- **Written task**
Your task is to extract every entry that follows word for word while excluding the pictures.
::: Available records :::
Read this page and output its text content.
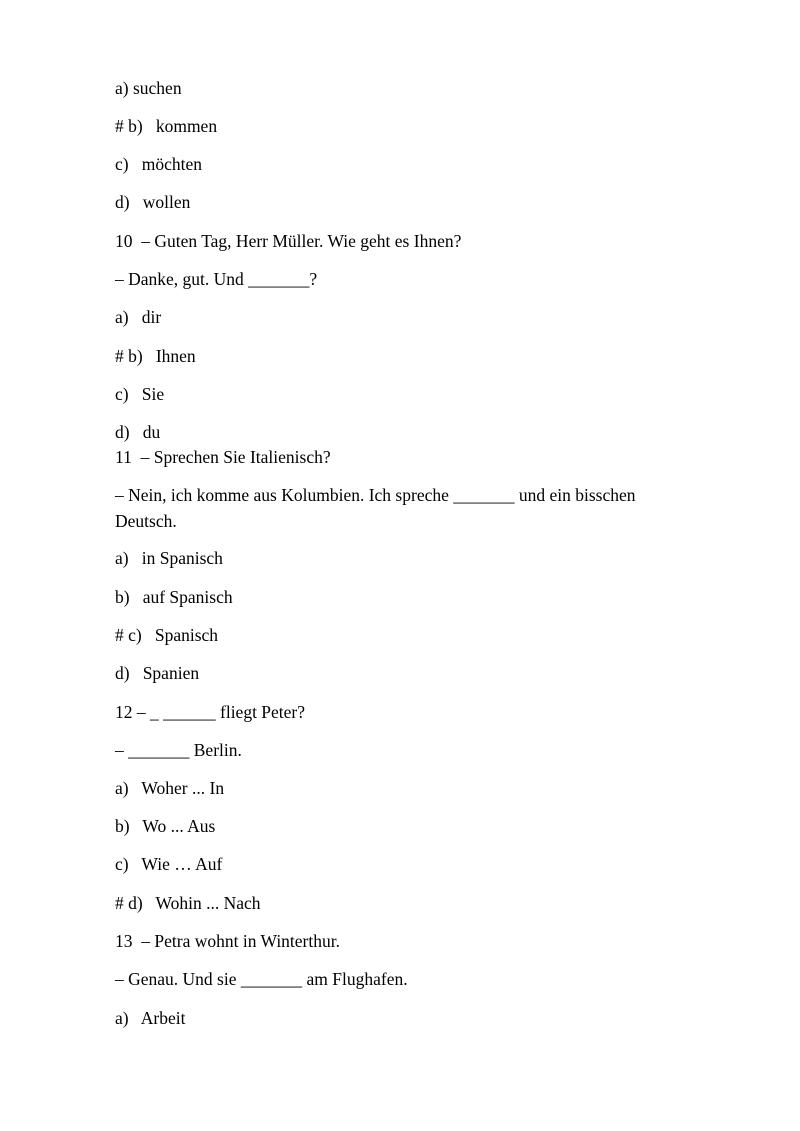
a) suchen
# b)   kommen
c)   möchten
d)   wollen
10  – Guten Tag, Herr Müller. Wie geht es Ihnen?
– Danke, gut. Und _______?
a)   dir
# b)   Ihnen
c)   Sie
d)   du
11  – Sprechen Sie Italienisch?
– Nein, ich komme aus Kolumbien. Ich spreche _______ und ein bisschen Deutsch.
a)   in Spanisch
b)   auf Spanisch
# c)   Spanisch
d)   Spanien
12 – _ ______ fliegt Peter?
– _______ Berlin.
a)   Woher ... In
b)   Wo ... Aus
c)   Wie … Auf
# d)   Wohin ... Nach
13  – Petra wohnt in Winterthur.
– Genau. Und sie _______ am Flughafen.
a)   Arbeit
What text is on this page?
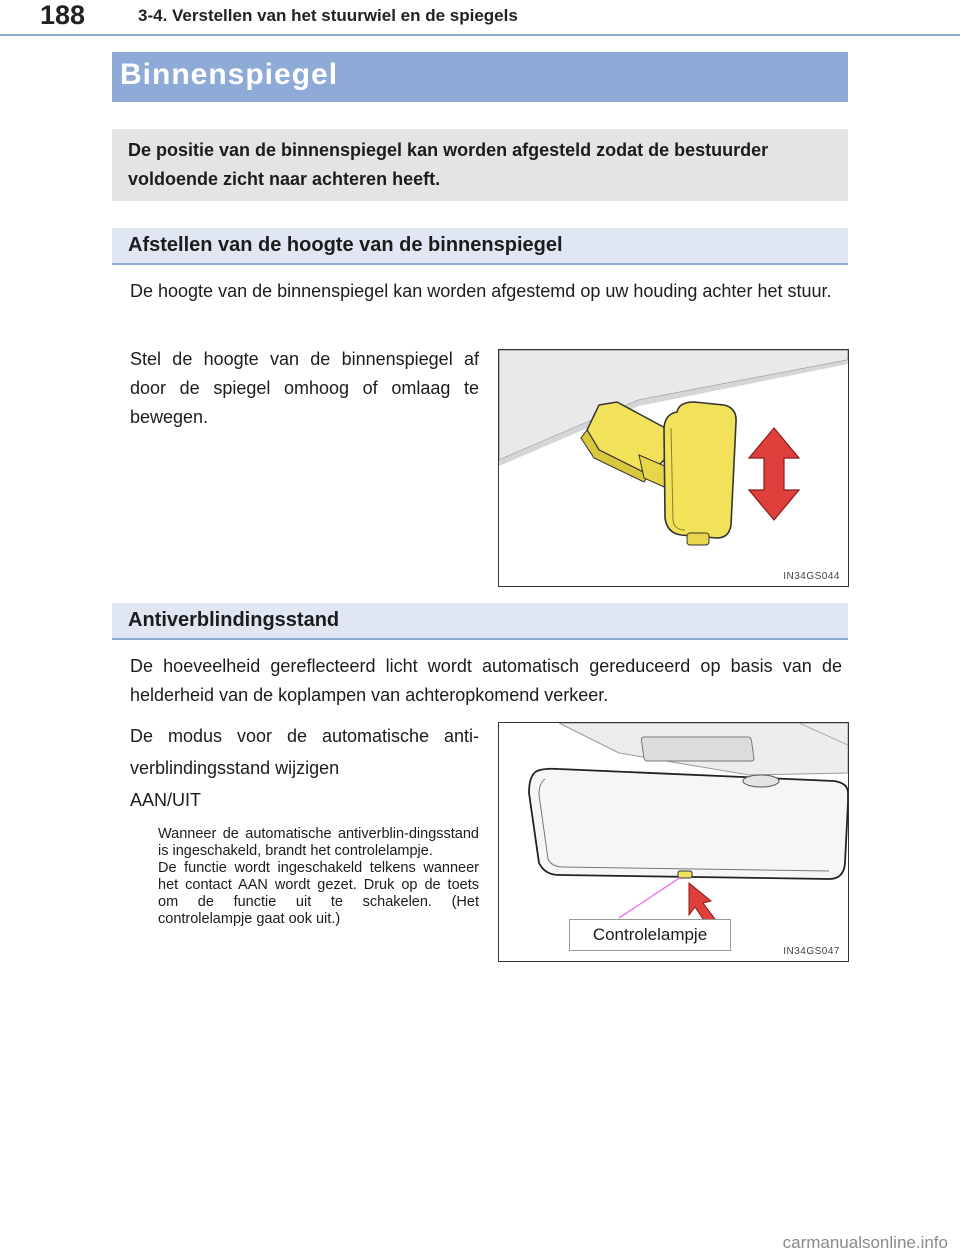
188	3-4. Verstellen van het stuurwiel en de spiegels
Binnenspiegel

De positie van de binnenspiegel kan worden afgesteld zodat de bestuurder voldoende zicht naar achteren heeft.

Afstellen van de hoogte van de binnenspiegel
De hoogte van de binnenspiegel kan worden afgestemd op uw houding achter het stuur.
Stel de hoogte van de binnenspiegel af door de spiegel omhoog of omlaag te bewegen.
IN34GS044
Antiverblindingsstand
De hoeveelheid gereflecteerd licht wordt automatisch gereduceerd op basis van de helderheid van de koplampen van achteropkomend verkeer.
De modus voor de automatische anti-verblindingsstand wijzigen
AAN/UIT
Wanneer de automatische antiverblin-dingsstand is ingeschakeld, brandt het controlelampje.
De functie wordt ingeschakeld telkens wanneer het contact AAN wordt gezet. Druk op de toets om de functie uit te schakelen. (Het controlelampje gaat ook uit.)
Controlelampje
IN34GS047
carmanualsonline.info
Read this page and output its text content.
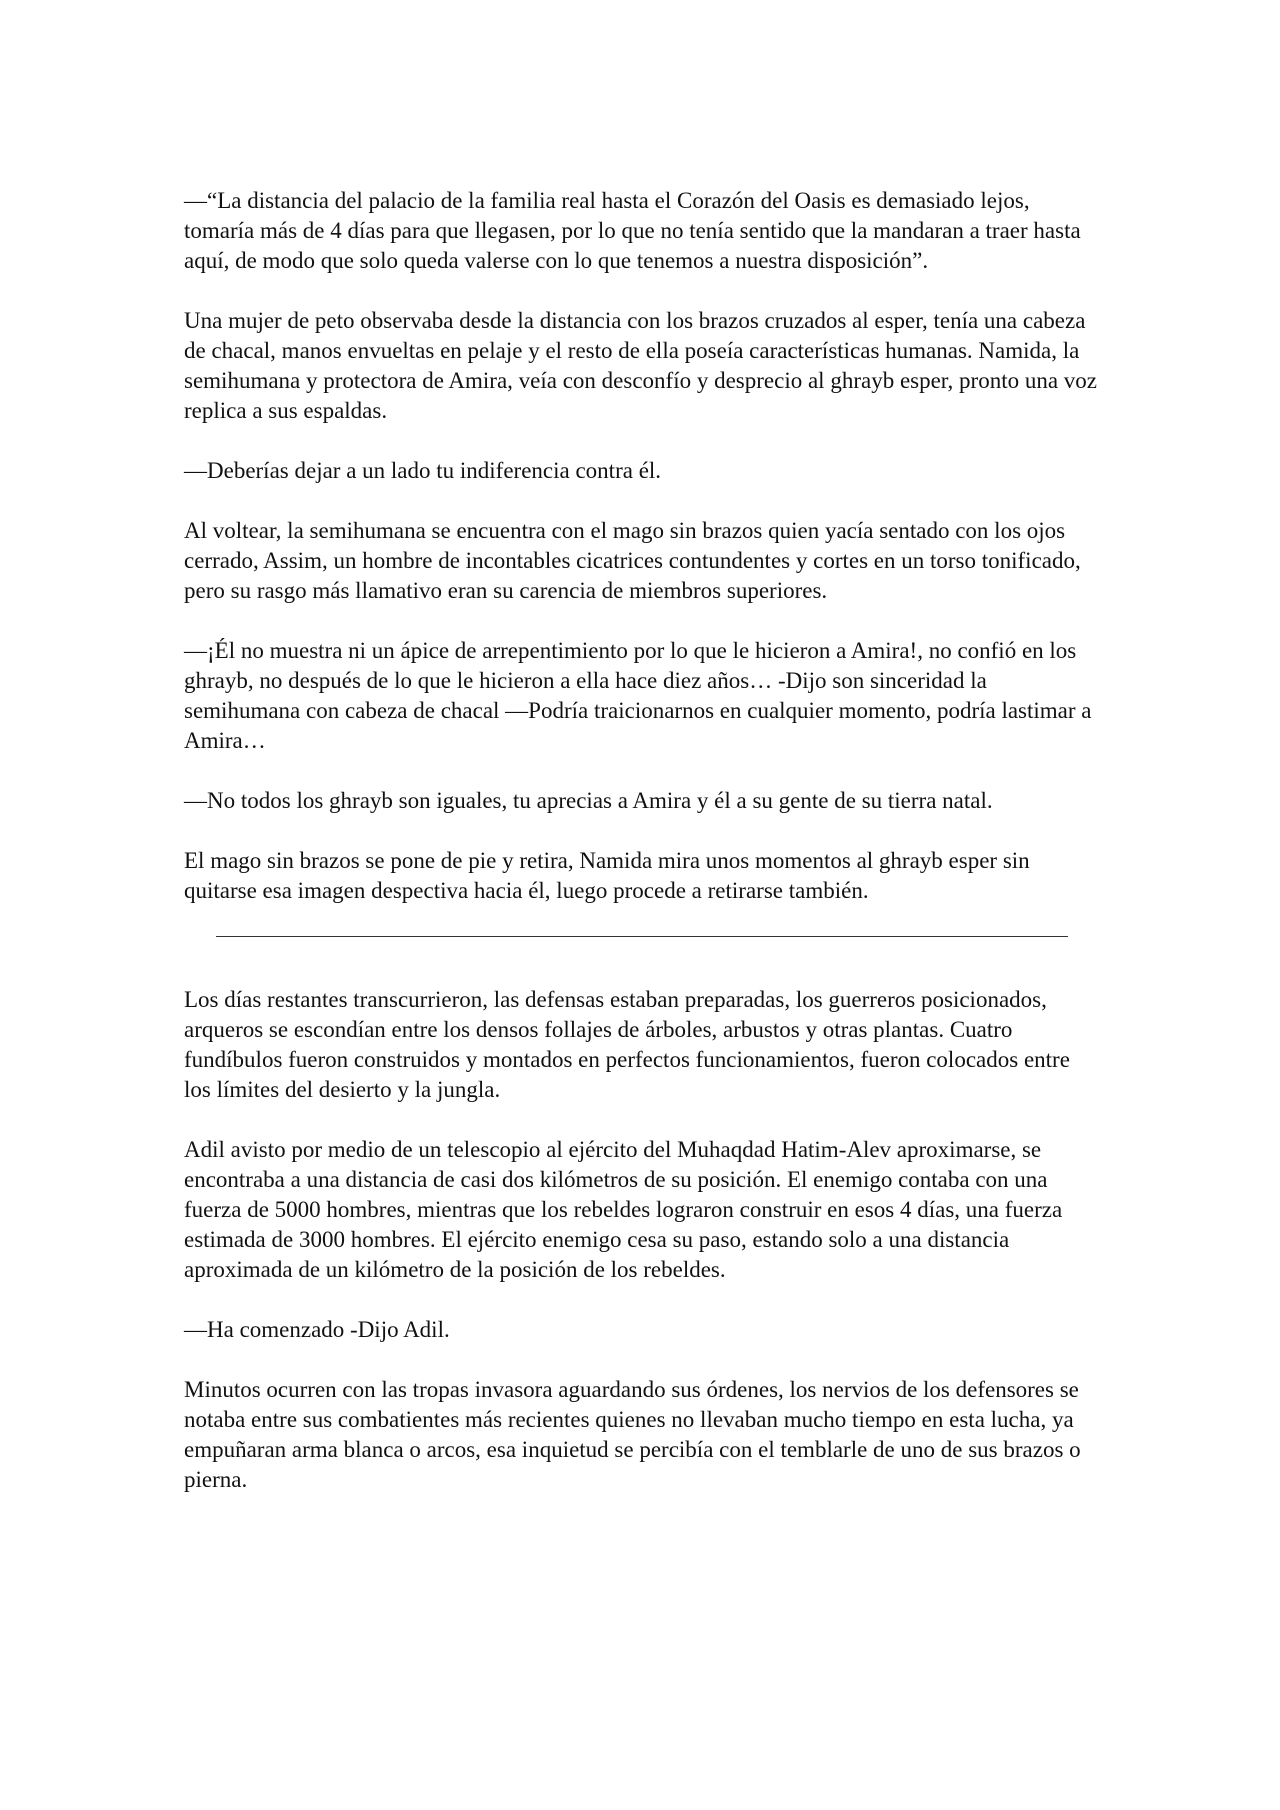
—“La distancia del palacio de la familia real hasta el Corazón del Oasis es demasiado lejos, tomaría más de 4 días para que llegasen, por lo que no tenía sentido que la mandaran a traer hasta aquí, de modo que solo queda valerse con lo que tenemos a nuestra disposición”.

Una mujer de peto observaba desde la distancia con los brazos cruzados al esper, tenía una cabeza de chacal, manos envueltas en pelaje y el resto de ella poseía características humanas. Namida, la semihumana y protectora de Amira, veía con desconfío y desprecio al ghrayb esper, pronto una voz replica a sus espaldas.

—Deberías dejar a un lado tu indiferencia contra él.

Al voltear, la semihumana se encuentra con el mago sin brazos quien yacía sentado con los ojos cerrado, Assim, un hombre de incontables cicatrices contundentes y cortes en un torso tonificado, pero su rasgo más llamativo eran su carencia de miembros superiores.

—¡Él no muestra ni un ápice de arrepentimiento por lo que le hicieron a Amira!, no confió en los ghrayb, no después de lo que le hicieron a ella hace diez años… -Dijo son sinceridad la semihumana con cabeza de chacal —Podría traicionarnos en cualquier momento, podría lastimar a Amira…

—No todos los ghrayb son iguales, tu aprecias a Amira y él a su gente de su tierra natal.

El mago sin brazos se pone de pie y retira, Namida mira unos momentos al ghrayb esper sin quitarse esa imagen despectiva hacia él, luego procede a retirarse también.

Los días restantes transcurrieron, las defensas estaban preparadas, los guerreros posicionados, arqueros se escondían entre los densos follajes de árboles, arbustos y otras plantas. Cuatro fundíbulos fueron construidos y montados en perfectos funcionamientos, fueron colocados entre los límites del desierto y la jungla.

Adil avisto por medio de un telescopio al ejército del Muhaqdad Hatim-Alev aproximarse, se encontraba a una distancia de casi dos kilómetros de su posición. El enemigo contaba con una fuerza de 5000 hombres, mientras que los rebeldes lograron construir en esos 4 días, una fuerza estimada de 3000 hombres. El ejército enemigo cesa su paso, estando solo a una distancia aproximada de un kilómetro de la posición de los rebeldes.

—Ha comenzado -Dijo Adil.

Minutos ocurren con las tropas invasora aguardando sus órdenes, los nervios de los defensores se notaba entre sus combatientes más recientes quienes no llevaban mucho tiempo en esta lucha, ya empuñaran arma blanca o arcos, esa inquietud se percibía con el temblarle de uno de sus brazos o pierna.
:::
- **In response**
Read this page and output its text content.
a) suchen
# b)   kommen
c)   möchten
d)   wollen
10  – Guten Tag, Herr Müller. Wie geht es Ihnen?
– Danke, gut. Und _______?
a)   dir
# b)   Ihnen
c)   Sie
d)   du
11  – Sprechen Sie Italienisch?
– Nein, ich komme aus Kolumbien. Ich spreche _______ und ein bisschen Deutsch.
a)   in Spanisch
b)   auf Spanisch
# c)   Spanisch
d)   Spanien
12 – _ ______ fliegt Peter?
– _______ Berlin.
a)   Woher ... In
b)   Wo ... Aus
c)   Wie … Auf
# d)   Wohin ... Nach
13  – Petra wohnt in Winterthur.
– Genau. Und sie _______ am Flughafen.
a)   Arbeit
What text is on this page?
188	3-4. Verstellen van het stuurwiel en de spiegels
Binnenspiegel

De positie van de binnenspiegel kan worden afgesteld zodat de bestuurder voldoende zicht naar achteren heeft.

Afstellen van de hoogte van de binnenspiegel
De hoogte van de binnenspiegel kan worden afgestemd op uw houding achter het stuur.
Stel de hoogte van de binnenspiegel af door de spiegel omhoog of omlaag te bewegen.
IN34GS044
Antiverblindingsstand
De hoeveelheid gereflecteerd licht wordt automatisch gereduceerd op basis van de helderheid van de koplampen van achteropkomend verkeer.
De modus voor de automatische anti-verblindingsstand wijzigen
AAN/UIT
Wanneer de automatische antiverblin-dingsstand is ingeschakeld, brandt het controlelampje.
De functie wordt ingeschakeld telkens wanneer het contact AAN wordt gezet. Druk op de toets om de functie uit te schakelen. (Het controlelampje gaat ook uit.)
Controlelampje
IN34GS047
carmanualsonline.info
Read this page and output its text content.
—“La distancia del palacio de la familia real hasta el Corazón del Oasis es demasiado lejos, tomaría más de 4 días para que llegasen, por lo que no tenía sentido que la mandaran a traer hasta aquí, de modo que solo queda valerse con lo que tenemos a nuestra disposición”.

Una mujer de peto observaba desde la distancia con los brazos cruzados al esper, tenía una cabeza de chacal, manos envueltas en pelaje y el resto de ella poseía características humanas. Namida, la semihumana y protectora de Amira, veía con desconfío y desprecio al ghrayb esper, pronto una voz replica a sus espaldas.

—Deberías dejar a un lado tu indiferencia contra él.

Al voltear, la semihumana se encuentra con el mago sin brazos quien yacía sentado con los ojos cerrado, Assim, un hombre de incontables cicatrices contundentes y cortes en un torso tonificado, pero su rasgo más llamativo eran su carencia de miembros superiores.

—¡Él no muestra ni un ápice de arrepentimiento por lo que le hicieron a Amira!, no confió en los ghrayb, no después de lo que le hicieron a ella hace diez años… -Dijo son sinceridad la semihumana con cabeza de chacal —Podría traicionarnos en cualquier momento, podría lastimar a Amira…

—No todos los ghrayb son iguales, tu aprecias a Amira y él a su gente de su tierra natal.

El mago sin brazos se pone de pie y retira, Namida mira unos momentos al ghrayb esper sin quitarse esa imagen despectiva hacia él, luego procede a retirarse también.

Los días restantes transcurrieron, las defensas estaban preparadas, los guerreros posicionados, arqueros se escondían entre los densos follajes de árboles, arbustos y otras plantas. Cuatro fundíbulos fueron construidos y montados en perfectos funcionamientos, fueron colocados entre los límites del desierto y la jungla.

Adil avisto por medio de un telescopio al ejército del Muhaqdad Hatim-Alev aproximarse, se encontraba a una distancia de casi dos kilómetros de su posición. El enemigo contaba con una fuerza de 5000 hombres, mientras que los rebeldes lograron construir en esos 4 días, una fuerza estimada de 3000 hombres. El ejército enemigo cesa su paso, estando solo a una distancia aproximada de un kilómetro de la posición de los rebeldes.

—Ha comenzado -Dijo Adil.

Minutos ocurren con las tropas invasora aguardando sus órdenes, los nervios de los defensores se notaba entre sus combatientes más recientes quienes no llevaban mucho tiempo en esta lucha, ya empuñaran arma blanca o arcos, esa inquietud se percibía con el temblarle de uno de sus brazos o pierna.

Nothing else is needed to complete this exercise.